Problem description: Scan the material and copy every line in which "kind" appears.

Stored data
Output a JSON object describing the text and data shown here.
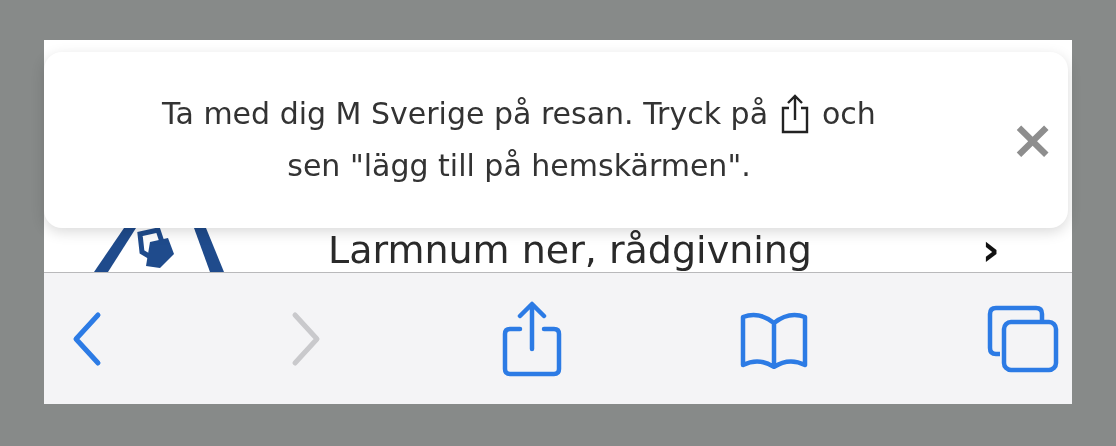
{
  "banner": {
    "text_before": "Ta med dig M Sverige på resan. Tryck på",
    "text_after_icon": "och",
    "line_2": "sen \"lägg till på hemskärmen\".",
    "close": "×"
  },
  "menu_row": {
    "label": "Larmnum ner, rådgivning",
    "chevron": "›"
  },
  "toolbar": [
    {
      "kind": "back",
      "disabled": false
    },
    {
      "kind": "forward",
      "disabled": true
    },
    {
      "kind": "share",
      "disabled": false
    },
    {
      "kind": "bookmarks",
      "disabled": false
    },
    {
      "kind": "tabs",
      "disabled": false
    }
  ]
}
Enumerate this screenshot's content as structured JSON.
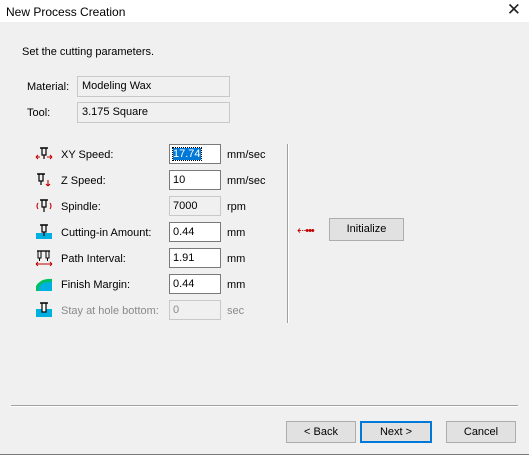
{
  "window": {
    "title": "New Process Creation"
  },
  "intro": "Set the cutting parameters.",
  "info": {
    "material_label": "Material:",
    "material_value": "Modeling Wax",
    "tool_label": "Tool:",
    "tool_value": "3.175 Square"
  },
  "params": {
    "xy_speed": {
      "label": "XY Speed:",
      "value": "17.74",
      "unit": "mm/sec",
      "icon": "xy-speed-icon"
    },
    "z_speed": {
      "label": "Z Speed:",
      "value": "10",
      "unit": "mm/sec",
      "icon": "z-speed-icon"
    },
    "spindle": {
      "label": "Spindle:",
      "value": "7000",
      "unit": "rpm",
      "icon": "spindle-icon"
    },
    "cutting_in": {
      "label": "Cutting-in Amount:",
      "value": "0.44",
      "unit": "mm",
      "icon": "cutting-in-icon"
    },
    "path_interval": {
      "label": "Path Interval:",
      "value": "1.91",
      "unit": "mm",
      "icon": "path-interval-icon"
    },
    "finish_margin": {
      "label": "Finish Margin:",
      "value": "0.44",
      "unit": "mm",
      "icon": "finish-margin-icon"
    },
    "stay_hole": {
      "label": "Stay at hole bottom:",
      "value": "0",
      "unit": "sec",
      "icon": "stay-hole-icon"
    }
  },
  "buttons": {
    "initialize": "Initialize",
    "back": "< Back",
    "next": "Next >",
    "cancel": "Cancel"
  },
  "colors": {
    "selection": "#0078d7",
    "accent": "#0078d7",
    "arrow": "#c00000",
    "icon_cyan": "#00b0e0"
  }
}
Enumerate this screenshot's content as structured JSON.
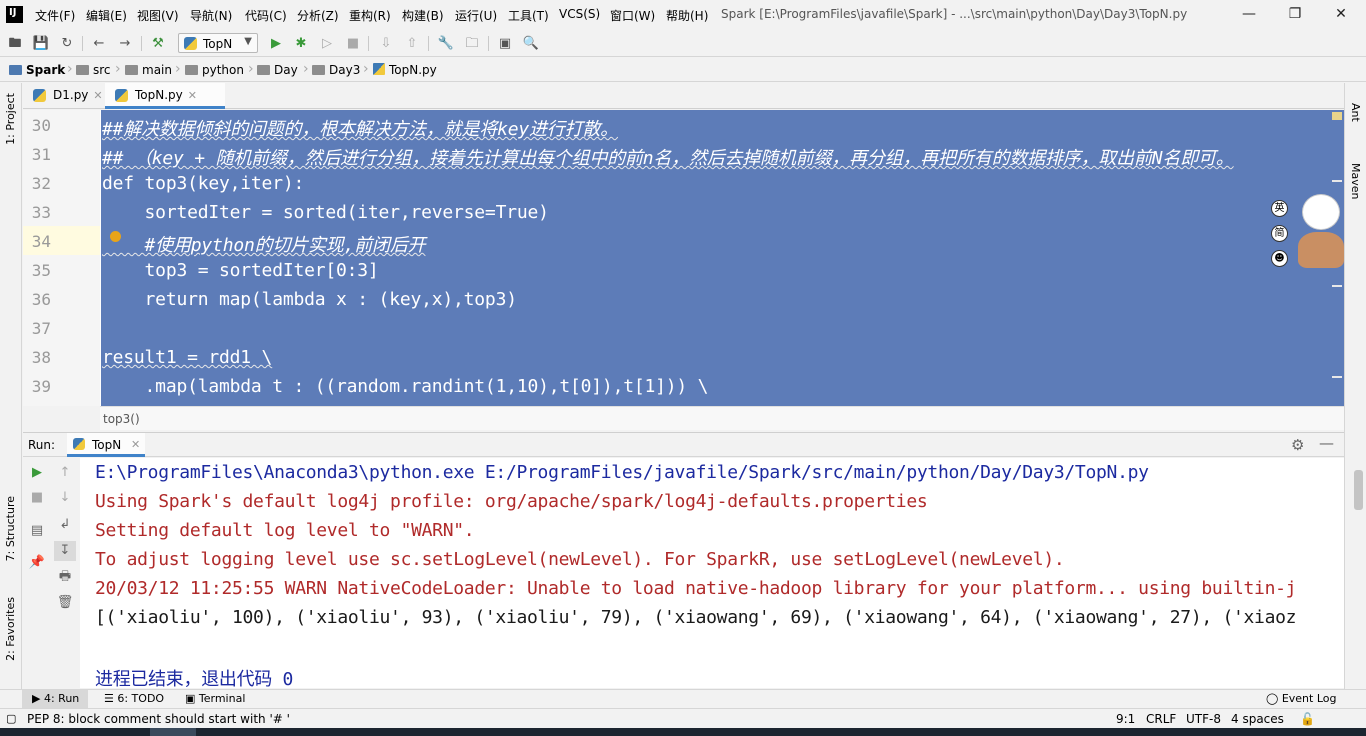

Task response:
      "kind": "back",
      "kind": "forward",
      "kind": "share",
      "kind": "bookmarks",
      "kind": "tabs",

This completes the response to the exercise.